[Data listing]
____________
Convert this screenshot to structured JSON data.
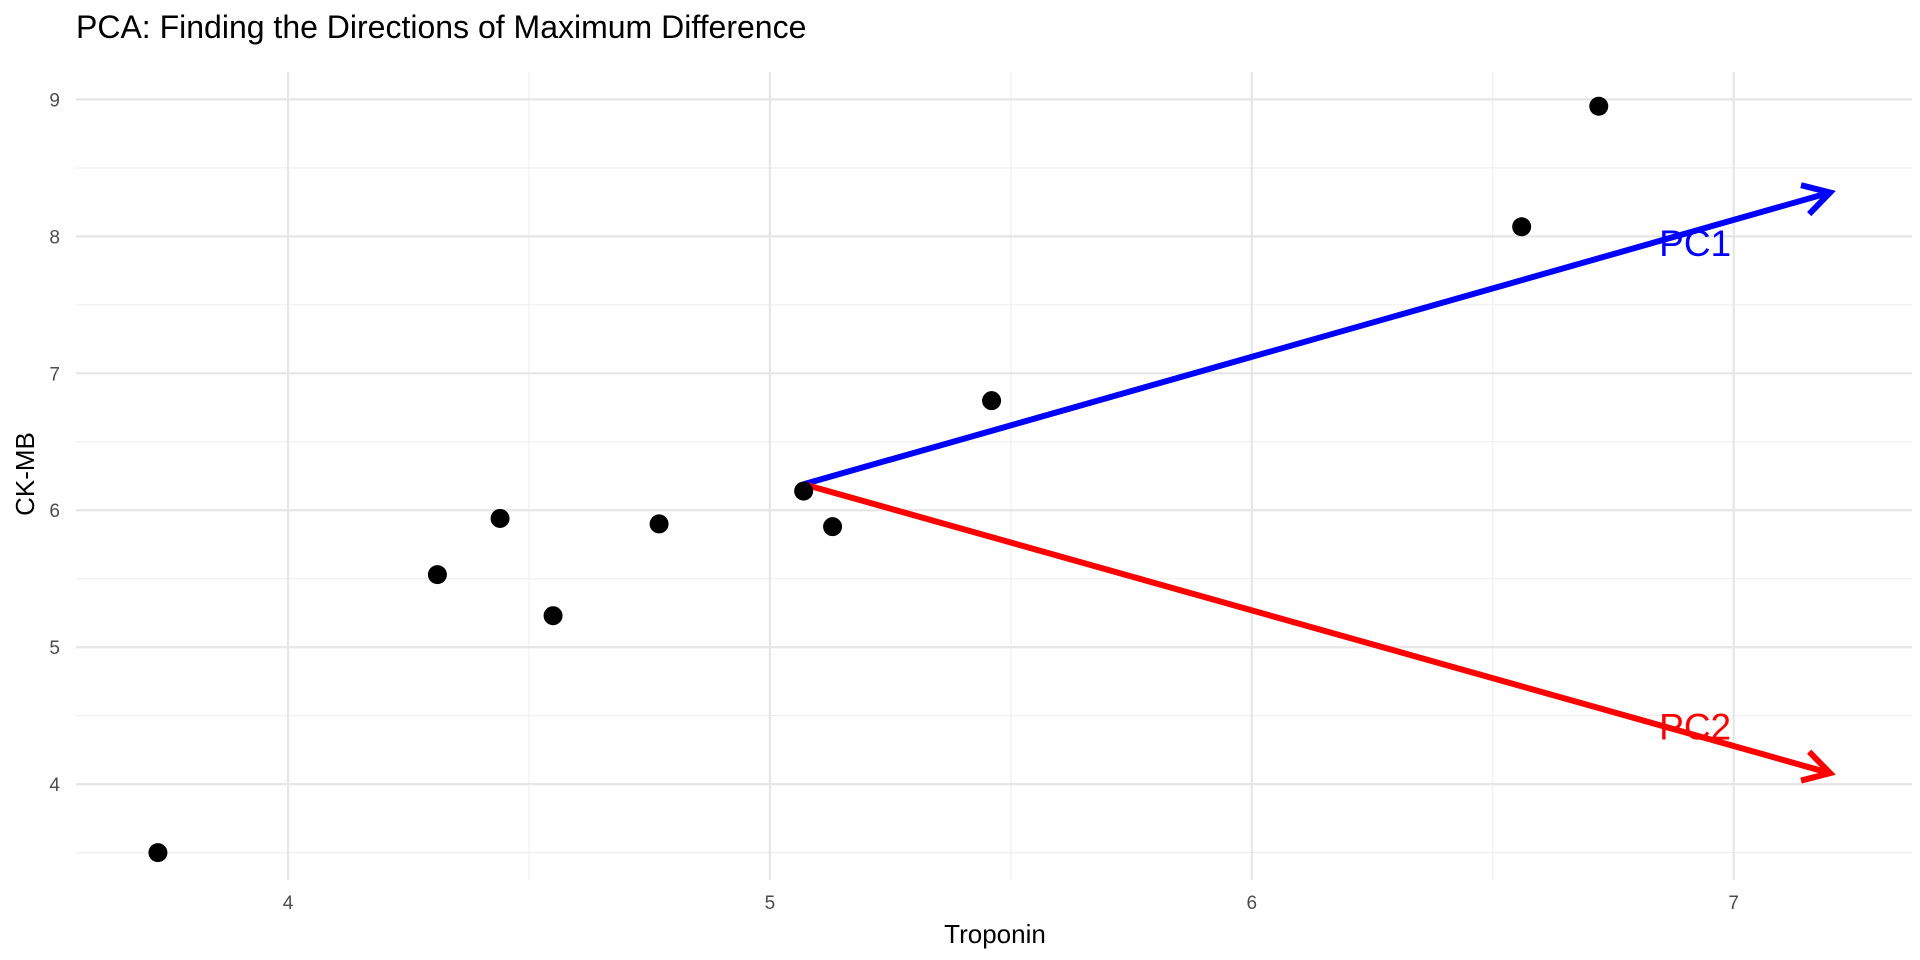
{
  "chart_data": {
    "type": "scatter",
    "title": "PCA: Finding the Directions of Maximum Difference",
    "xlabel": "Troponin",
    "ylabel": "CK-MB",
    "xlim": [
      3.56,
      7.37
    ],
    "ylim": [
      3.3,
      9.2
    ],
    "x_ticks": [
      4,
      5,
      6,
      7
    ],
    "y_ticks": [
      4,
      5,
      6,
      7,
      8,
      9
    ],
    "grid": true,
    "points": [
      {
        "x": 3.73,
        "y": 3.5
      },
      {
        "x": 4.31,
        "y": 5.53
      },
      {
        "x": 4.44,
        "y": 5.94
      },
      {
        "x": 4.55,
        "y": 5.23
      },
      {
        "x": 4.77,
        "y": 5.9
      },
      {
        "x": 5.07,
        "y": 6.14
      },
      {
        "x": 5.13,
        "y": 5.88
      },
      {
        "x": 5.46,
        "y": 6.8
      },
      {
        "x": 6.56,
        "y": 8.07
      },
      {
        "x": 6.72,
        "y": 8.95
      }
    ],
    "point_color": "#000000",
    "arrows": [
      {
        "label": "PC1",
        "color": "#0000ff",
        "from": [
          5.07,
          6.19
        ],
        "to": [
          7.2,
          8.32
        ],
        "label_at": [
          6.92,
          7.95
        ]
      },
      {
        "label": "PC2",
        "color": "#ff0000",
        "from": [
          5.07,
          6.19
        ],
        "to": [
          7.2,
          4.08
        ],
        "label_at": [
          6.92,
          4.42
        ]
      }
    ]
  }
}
____________
Given task: Return all of the data exactly as written, and drop the pictures.

Response to the exercise:
Convert this screenshot to structured JSON data.
{
  "chart_data": {
    "type": "scatter",
    "title": "PCA: Finding the Directions of Maximum Difference",
    "xlabel": "Troponin",
    "ylabel": "CK-MB",
    "xlim": [
      3.56,
      7.37
    ],
    "ylim": [
      3.3,
      9.2
    ],
    "x_ticks": [
      4,
      5,
      6,
      7
    ],
    "y_ticks": [
      4,
      5,
      6,
      7,
      8,
      9
    ],
    "grid": true,
    "points": [
      {
        "x": 3.73,
        "y": 3.5
      },
      {
        "x": 4.31,
        "y": 5.53
      },
      {
        "x": 4.44,
        "y": 5.94
      },
      {
        "x": 4.55,
        "y": 5.23
      },
      {
        "x": 4.77,
        "y": 5.9
      },
      {
        "x": 5.07,
        "y": 6.14
      },
      {
        "x": 5.13,
        "y": 5.88
      },
      {
        "x": 5.46,
        "y": 6.8
      },
      {
        "x": 6.56,
        "y": 8.07
      },
      {
        "x": 6.72,
        "y": 8.95
      }
    ],
    "point_color": "#000000",
    "arrows": [
      {
        "label": "PC1",
        "color": "#0000ff",
        "from": [
          5.07,
          6.19
        ],
        "to": [
          7.2,
          8.32
        ],
        "label_at": [
          6.92,
          7.95
        ]
      },
      {
        "label": "PC2",
        "color": "#ff0000",
        "from": [
          5.07,
          6.19
        ],
        "to": [
          7.2,
          4.08
        ],
        "label_at": [
          6.92,
          4.42
        ]
      }
    ]
  }
}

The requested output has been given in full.